::: RAW DATA :::

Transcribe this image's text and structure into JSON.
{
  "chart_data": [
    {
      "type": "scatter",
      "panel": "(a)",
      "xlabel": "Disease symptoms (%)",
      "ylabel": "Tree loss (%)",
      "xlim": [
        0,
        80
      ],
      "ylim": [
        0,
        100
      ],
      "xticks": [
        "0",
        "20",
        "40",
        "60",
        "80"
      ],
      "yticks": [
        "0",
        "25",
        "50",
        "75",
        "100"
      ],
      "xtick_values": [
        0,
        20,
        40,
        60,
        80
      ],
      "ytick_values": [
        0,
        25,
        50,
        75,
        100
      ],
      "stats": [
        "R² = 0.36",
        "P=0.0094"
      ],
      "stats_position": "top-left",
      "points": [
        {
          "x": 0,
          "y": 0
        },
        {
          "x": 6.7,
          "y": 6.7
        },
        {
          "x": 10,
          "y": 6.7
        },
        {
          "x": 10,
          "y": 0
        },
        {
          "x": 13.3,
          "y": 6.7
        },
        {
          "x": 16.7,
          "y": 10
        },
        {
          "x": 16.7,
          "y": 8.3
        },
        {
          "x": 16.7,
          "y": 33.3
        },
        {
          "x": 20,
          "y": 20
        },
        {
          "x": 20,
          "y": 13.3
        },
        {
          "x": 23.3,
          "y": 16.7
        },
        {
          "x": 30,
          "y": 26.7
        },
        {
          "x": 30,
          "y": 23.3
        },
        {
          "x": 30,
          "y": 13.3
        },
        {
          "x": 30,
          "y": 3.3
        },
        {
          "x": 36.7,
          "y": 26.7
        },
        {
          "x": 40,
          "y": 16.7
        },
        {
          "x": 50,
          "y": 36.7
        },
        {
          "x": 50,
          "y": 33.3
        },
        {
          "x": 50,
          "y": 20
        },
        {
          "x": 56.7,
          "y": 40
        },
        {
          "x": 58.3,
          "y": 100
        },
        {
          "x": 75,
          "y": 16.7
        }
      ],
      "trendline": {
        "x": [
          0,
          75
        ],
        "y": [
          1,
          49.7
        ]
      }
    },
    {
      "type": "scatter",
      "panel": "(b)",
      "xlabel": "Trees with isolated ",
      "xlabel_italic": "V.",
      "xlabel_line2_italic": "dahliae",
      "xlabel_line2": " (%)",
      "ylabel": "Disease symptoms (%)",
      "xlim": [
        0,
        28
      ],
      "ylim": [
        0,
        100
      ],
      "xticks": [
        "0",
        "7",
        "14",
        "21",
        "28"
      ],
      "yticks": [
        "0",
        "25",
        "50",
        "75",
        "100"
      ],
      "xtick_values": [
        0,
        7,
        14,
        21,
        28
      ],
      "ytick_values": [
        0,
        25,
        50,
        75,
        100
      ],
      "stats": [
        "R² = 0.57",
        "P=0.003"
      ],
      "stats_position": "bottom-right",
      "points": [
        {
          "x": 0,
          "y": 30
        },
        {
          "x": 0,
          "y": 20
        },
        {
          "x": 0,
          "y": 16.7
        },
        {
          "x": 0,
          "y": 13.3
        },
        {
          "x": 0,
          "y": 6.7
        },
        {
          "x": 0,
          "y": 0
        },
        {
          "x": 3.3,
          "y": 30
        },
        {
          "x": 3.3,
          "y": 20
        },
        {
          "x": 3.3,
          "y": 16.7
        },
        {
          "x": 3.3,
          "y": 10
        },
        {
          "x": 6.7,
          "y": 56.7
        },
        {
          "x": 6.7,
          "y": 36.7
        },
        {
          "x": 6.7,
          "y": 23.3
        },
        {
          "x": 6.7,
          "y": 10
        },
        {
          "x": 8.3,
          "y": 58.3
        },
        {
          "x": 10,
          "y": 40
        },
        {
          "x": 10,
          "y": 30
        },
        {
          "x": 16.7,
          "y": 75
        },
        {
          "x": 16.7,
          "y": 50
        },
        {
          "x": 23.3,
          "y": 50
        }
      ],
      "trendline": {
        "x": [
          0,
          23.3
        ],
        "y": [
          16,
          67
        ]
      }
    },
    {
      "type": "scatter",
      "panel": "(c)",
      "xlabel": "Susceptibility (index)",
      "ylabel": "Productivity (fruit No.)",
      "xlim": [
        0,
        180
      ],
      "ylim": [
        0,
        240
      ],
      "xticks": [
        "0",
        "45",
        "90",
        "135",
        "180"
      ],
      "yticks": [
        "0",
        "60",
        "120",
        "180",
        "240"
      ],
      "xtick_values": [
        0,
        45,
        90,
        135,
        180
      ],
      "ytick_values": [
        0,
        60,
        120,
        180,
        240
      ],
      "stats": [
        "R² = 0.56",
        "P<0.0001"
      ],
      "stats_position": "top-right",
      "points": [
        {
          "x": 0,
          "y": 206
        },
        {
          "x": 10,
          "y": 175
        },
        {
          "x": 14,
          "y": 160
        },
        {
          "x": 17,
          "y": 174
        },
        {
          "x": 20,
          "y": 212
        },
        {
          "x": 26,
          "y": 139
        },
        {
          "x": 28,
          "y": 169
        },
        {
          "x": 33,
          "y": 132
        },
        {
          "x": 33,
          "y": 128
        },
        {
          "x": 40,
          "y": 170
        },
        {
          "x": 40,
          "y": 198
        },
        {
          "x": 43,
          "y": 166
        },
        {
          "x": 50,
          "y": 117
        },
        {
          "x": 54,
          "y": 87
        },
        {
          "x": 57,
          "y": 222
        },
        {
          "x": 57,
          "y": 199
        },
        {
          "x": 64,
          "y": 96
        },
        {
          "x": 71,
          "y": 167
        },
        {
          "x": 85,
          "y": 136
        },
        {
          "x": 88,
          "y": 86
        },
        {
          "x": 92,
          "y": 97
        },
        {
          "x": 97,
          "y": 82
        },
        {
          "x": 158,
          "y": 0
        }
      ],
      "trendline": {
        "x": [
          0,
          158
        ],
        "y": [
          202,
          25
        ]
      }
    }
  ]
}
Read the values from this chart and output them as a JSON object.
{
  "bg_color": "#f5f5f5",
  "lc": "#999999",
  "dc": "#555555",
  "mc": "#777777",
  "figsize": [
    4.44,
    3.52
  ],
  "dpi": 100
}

:::

## WHAT THIS TASK INVOLVES
Repeat only the stretch of lines starting at the one containing "Read the values" and running to the final line of the entries above.

## EXERCISE SOLUTION
Read the values from this chart and output them as a JSON object.
{
  "bg_color": "#f5f5f5",
  "lc": "#999999",
  "dc": "#555555",
  "mc": "#777777",
  "figsize": [
    4.44,
    3.52
  ],
  "dpi": 100
}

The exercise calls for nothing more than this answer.